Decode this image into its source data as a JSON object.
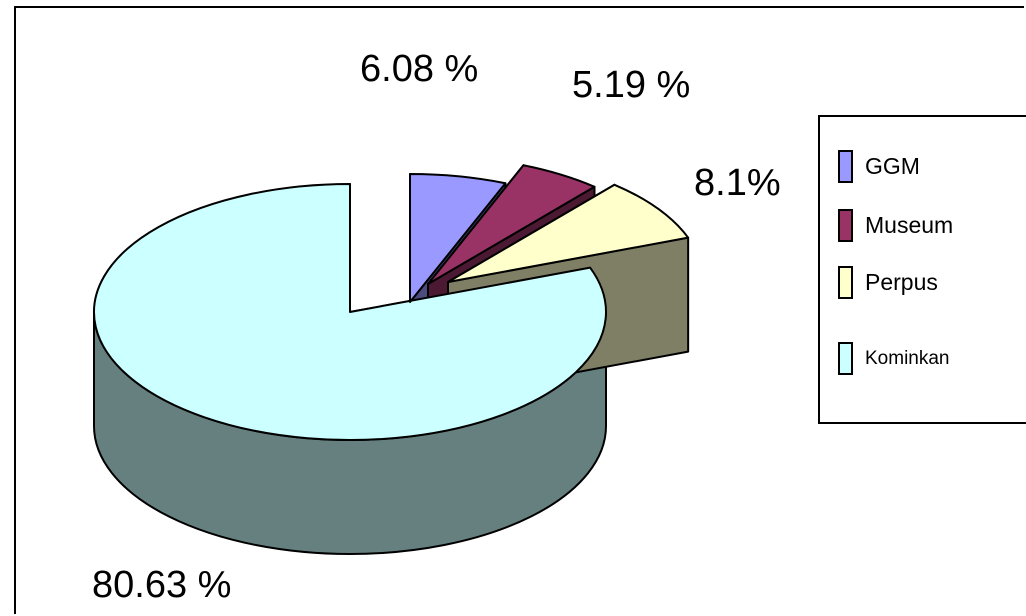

==

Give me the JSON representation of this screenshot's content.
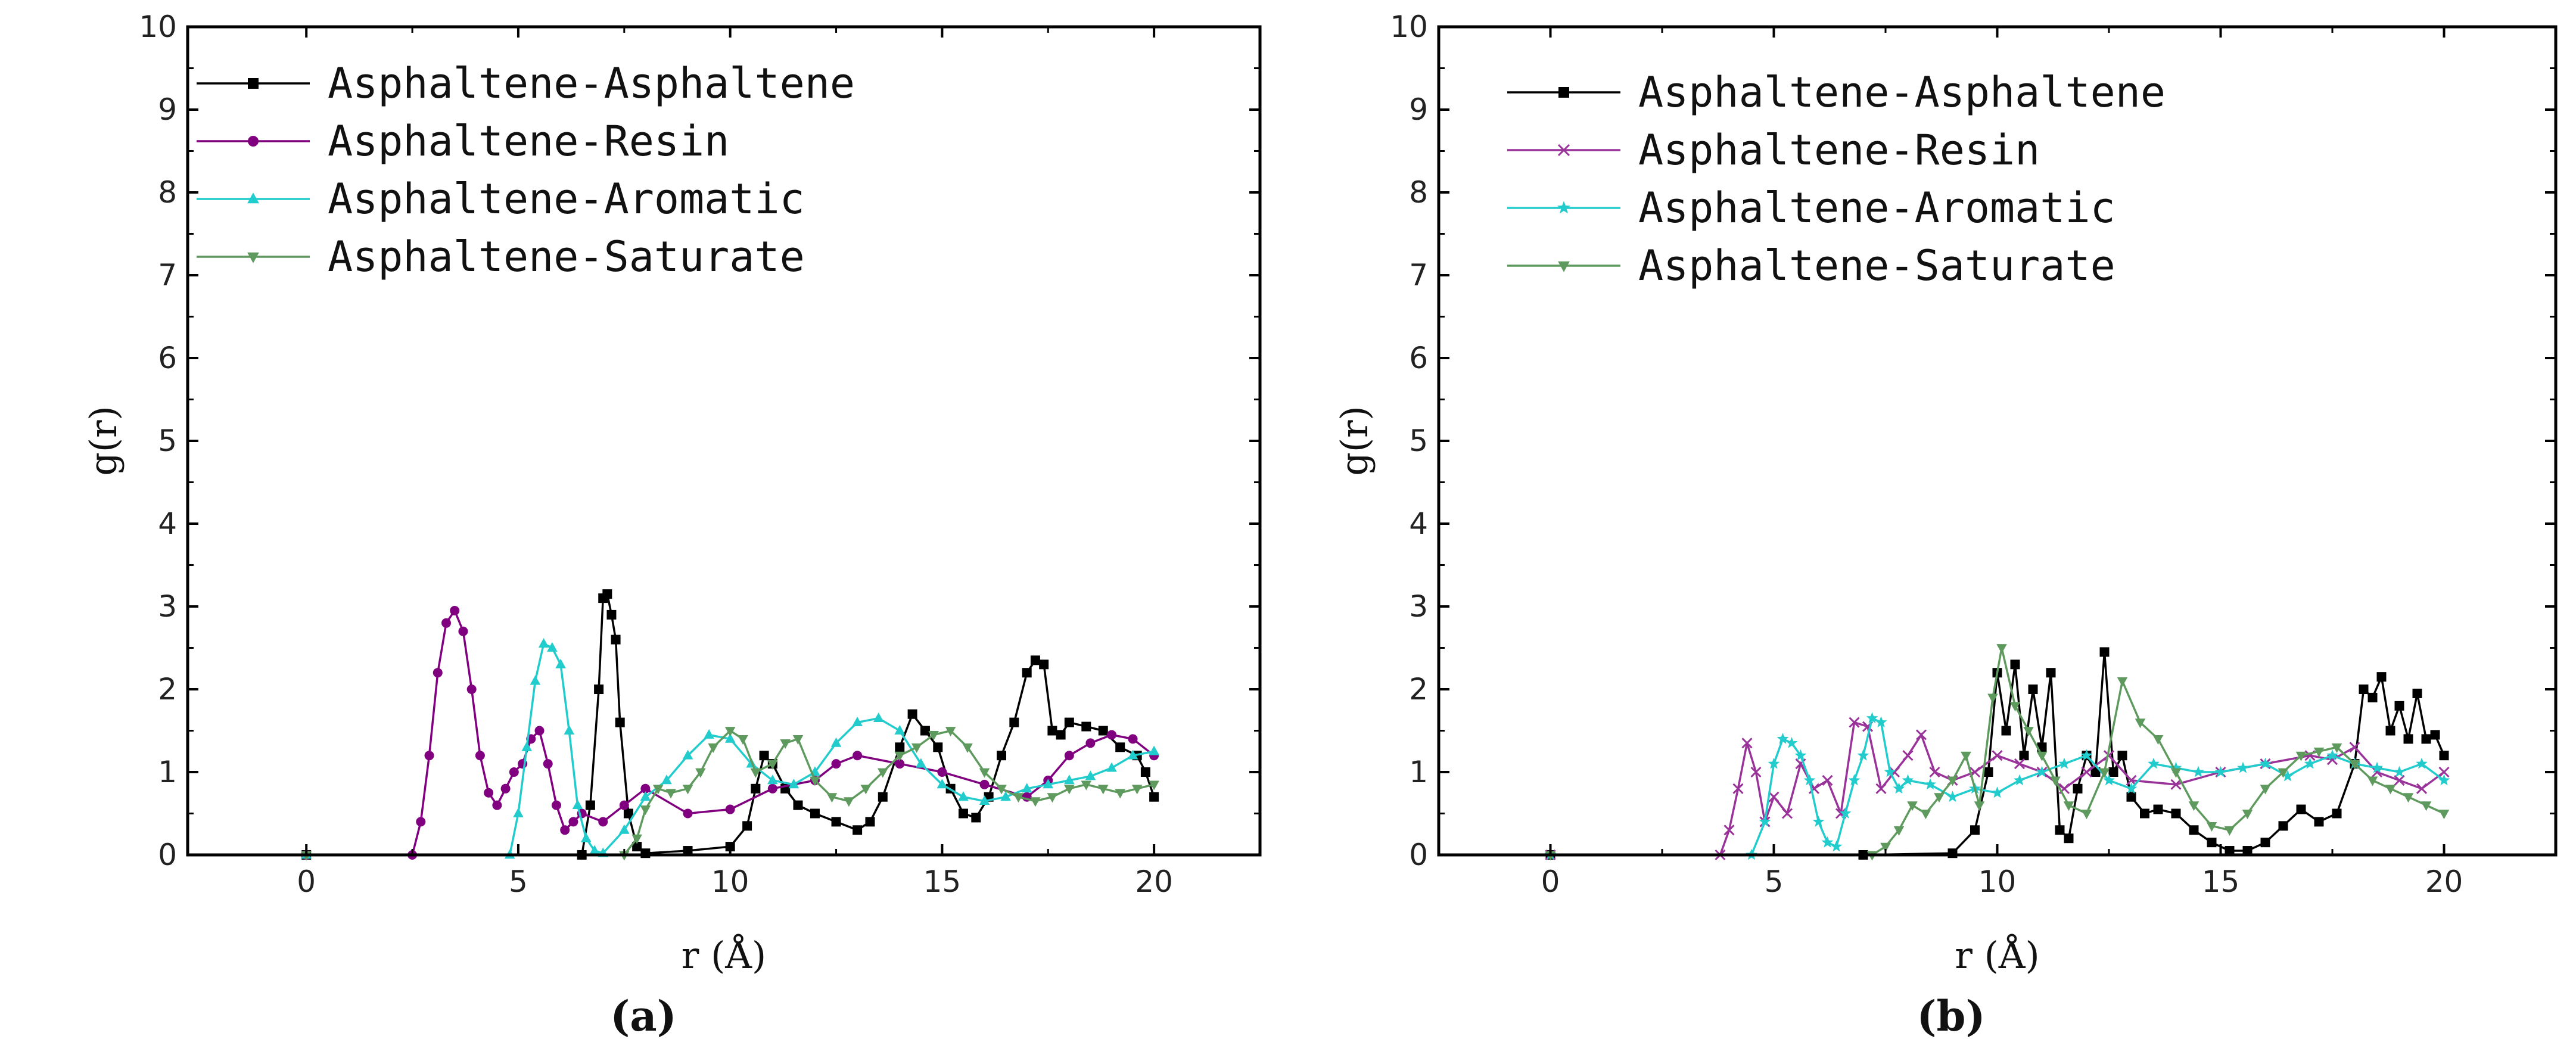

--

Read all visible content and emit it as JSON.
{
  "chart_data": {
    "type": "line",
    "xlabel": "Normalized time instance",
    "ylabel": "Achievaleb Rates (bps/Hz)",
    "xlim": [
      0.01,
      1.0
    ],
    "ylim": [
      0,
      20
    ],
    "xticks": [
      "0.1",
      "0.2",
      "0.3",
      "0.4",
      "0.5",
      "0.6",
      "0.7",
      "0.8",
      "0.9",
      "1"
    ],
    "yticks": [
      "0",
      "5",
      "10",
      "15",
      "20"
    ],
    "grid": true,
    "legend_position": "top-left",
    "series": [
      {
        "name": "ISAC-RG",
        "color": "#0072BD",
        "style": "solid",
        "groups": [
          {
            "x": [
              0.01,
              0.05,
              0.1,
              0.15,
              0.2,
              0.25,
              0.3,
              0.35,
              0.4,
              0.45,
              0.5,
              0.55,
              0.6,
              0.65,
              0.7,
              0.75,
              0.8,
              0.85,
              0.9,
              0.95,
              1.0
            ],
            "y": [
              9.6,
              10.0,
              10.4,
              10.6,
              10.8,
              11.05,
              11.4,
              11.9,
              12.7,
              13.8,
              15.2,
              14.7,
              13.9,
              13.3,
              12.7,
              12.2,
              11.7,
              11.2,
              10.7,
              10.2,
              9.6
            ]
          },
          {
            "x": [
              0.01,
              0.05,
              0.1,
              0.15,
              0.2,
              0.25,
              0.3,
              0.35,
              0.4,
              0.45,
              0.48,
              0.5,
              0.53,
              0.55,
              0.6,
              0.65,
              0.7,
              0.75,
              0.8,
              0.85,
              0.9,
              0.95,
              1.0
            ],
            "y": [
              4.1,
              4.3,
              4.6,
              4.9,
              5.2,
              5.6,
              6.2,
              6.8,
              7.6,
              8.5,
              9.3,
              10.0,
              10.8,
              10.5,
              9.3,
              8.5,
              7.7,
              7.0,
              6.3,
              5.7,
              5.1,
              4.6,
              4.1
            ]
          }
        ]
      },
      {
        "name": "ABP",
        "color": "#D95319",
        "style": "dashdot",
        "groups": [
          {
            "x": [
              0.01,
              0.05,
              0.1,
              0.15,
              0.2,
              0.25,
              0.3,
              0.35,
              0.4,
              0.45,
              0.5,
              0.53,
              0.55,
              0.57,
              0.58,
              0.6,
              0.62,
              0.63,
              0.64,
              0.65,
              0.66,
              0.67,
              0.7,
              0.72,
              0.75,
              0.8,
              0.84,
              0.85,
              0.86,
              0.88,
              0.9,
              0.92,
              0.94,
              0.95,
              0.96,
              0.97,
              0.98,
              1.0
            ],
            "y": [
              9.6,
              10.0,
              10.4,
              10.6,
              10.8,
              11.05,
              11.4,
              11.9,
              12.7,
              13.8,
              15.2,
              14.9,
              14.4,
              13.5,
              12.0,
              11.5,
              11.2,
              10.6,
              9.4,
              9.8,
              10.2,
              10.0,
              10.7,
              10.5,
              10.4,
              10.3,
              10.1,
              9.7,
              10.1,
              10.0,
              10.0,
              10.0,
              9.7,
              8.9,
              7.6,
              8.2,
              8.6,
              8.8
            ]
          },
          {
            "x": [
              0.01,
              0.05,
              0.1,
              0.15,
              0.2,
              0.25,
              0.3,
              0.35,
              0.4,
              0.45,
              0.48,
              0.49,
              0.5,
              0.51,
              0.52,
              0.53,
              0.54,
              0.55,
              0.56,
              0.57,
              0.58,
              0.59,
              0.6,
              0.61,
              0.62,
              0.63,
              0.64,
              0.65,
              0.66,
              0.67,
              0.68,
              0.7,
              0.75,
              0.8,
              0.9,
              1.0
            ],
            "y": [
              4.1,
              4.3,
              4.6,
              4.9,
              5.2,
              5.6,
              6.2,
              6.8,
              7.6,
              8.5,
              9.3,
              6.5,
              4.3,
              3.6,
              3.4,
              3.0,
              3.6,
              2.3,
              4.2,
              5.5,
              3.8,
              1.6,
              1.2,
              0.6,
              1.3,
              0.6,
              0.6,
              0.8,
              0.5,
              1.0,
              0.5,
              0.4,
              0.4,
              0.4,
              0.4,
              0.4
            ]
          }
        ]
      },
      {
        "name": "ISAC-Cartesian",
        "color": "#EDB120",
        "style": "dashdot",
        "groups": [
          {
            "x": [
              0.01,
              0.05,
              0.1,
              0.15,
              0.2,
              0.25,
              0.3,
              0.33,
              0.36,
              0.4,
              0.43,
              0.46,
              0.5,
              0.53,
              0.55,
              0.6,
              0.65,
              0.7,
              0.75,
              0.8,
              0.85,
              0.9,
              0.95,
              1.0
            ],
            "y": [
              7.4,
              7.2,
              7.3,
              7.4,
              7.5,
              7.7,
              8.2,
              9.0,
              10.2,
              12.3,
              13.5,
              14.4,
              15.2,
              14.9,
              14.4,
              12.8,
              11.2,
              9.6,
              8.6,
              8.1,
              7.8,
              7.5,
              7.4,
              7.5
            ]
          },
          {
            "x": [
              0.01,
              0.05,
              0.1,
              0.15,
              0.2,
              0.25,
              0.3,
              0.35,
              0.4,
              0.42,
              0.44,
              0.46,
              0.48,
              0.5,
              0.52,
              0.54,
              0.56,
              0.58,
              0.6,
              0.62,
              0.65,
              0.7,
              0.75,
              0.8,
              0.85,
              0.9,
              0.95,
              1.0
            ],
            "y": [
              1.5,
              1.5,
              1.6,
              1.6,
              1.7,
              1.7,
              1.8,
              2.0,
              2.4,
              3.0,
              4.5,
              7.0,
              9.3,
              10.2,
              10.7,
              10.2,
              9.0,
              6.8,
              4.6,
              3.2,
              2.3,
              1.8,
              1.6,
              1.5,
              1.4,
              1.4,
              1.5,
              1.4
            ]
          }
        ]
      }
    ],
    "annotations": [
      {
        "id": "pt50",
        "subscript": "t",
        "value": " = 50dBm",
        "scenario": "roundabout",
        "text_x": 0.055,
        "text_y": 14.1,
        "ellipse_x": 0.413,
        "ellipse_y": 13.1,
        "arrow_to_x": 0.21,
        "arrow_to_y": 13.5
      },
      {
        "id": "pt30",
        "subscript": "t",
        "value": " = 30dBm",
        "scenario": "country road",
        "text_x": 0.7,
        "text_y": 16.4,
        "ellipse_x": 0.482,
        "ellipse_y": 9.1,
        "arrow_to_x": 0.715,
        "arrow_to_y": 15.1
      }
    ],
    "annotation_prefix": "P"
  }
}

WORK REQUIRED | Track down every line with the word "this" and copy it.

EXERCISE ANSWER |
Decode this image into its source data as a JSON object.
Give me the JSON representation of this screenshot's content.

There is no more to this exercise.